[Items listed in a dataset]

-- BEGIN --

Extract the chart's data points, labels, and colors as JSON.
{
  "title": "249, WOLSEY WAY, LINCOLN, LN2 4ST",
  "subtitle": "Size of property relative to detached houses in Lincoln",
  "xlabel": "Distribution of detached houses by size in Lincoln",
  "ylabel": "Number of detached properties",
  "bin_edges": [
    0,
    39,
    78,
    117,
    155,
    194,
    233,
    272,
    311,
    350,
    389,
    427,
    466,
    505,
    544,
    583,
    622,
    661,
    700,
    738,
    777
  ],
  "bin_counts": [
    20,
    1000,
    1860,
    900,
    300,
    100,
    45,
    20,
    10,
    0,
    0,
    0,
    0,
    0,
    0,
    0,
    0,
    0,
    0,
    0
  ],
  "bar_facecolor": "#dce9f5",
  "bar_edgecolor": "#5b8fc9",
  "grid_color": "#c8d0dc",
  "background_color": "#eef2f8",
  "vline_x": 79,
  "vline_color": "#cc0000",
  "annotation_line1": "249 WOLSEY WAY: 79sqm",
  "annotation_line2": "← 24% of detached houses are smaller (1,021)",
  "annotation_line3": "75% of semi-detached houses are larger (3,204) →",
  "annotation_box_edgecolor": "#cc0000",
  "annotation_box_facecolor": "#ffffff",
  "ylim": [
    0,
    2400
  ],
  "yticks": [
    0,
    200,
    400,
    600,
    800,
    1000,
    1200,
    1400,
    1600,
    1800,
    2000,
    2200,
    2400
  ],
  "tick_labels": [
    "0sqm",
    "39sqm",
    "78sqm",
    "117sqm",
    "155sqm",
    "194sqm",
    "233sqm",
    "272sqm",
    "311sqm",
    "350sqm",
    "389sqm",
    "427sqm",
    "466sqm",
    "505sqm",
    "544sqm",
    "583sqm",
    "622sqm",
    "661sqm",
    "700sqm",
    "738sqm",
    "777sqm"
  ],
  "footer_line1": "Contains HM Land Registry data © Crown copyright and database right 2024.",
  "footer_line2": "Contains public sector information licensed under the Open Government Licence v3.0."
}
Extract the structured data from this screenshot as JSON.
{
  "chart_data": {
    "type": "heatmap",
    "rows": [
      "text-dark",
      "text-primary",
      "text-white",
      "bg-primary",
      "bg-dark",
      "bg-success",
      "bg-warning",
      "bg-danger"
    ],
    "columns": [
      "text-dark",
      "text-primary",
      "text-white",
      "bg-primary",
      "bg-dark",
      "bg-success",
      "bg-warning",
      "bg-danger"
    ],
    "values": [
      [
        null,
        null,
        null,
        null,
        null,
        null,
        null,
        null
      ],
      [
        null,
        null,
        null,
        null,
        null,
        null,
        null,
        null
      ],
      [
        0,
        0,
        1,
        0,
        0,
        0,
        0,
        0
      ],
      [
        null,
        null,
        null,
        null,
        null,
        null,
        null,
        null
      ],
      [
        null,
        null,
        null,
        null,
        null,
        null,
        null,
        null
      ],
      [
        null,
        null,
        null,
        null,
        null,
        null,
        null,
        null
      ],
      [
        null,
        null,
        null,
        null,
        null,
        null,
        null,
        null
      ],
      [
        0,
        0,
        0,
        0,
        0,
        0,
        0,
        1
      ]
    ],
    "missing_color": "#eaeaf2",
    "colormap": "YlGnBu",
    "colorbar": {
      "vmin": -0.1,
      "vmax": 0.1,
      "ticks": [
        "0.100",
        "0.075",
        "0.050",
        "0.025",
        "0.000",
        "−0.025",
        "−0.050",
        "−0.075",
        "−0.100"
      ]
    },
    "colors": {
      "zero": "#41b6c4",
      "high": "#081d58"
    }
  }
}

-- END --

### YOUR OBJECTIVE
Tell how many lines above contain the word "WOLSEY". Give the number alone.

### RESULT FOR THIS EXERCISE
2